• STATED TASK: Reproduce the listing below in full and without alteration, apart from its pictures.

• PROVIDED DATA:
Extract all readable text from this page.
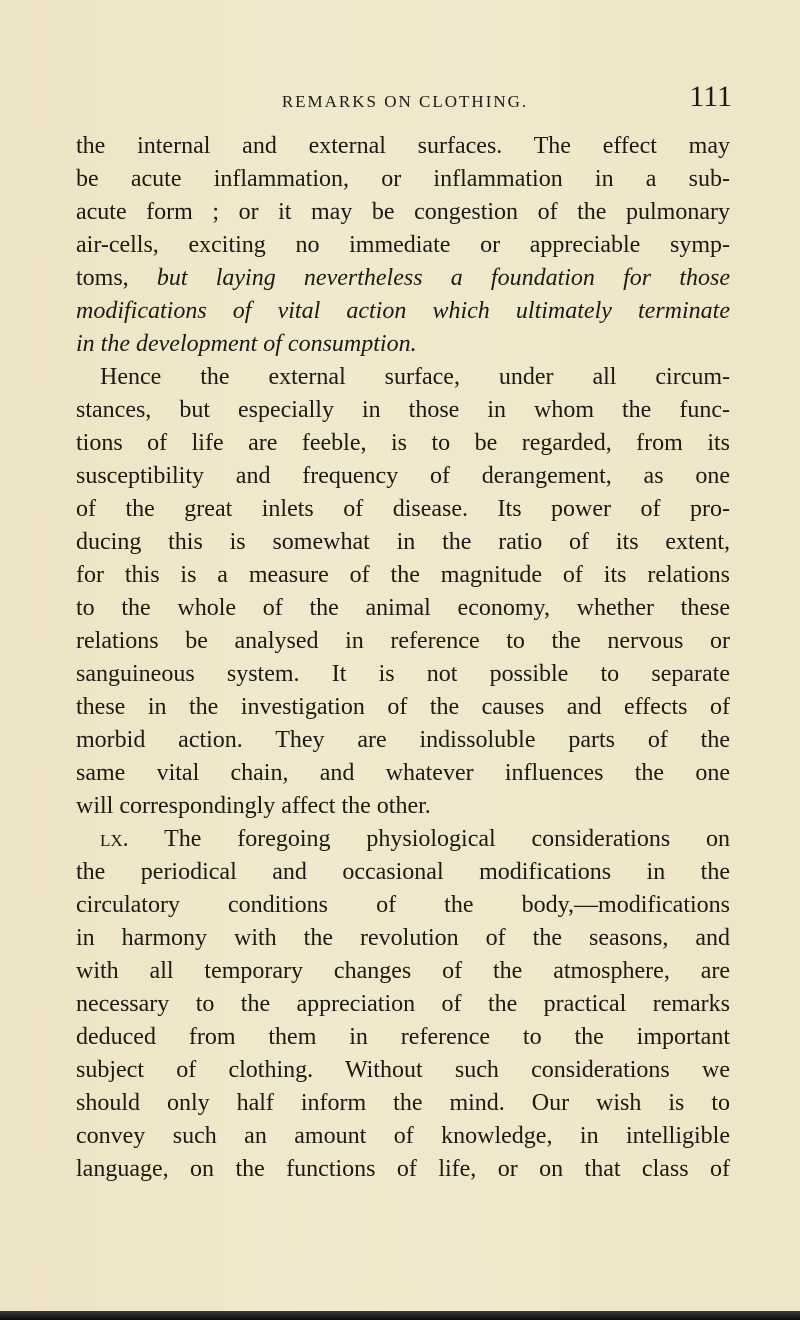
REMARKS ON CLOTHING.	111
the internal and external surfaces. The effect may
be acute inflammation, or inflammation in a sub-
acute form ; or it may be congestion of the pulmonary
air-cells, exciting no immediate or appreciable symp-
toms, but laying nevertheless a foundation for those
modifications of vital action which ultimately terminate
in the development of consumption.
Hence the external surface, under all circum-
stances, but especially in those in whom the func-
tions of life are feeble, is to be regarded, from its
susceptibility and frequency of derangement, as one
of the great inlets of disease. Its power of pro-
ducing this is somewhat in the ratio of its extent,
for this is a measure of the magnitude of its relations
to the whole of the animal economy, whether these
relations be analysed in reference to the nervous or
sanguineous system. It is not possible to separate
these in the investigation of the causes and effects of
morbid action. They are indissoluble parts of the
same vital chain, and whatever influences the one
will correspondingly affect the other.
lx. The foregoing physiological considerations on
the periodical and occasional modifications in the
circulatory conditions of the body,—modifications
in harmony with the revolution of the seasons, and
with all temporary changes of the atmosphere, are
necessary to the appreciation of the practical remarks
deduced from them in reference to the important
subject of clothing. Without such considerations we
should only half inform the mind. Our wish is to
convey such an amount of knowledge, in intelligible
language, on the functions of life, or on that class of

• CORRECT OUTPUT:
Extract all readable text from this page.
REMARKS ON CLOTHING.	111
the internal and external surfaces. The effect may
be acute inflammation, or inflammation in a sub-
acute form ; or it may be congestion of the pulmonary
air-cells, exciting no immediate or appreciable symp-
toms, but laying nevertheless a foundation for those
modifications of vital action which ultimately terminate
in the development of consumption.
Hence the external surface, under all circum-
stances, but especially in those in whom the func-
tions of life are feeble, is to be regarded, from its
susceptibility and frequency of derangement, as one
of the great inlets of disease. Its power of pro-
ducing this is somewhat in the ratio of its extent,
for this is a measure of the magnitude of its relations
to the whole of the animal economy, whether these
relations be analysed in reference to the nervous or
sanguineous system. It is not possible to separate
these in the investigation of the causes and effects of
morbid action. They are indissoluble parts of the
same vital chain, and whatever influences the one
will correspondingly affect the other.
lx. The foregoing physiological considerations on
the periodical and occasional modifications in the
circulatory conditions of the body,—modifications
in harmony with the revolution of the seasons, and
with all temporary changes of the atmosphere, are
necessary to the appreciation of the practical remarks
deduced from them in reference to the important
subject of clothing. Without such considerations we
should only half inform the mind. Our wish is to
convey such an amount of knowledge, in intelligible
language, on the functions of life, or on that class of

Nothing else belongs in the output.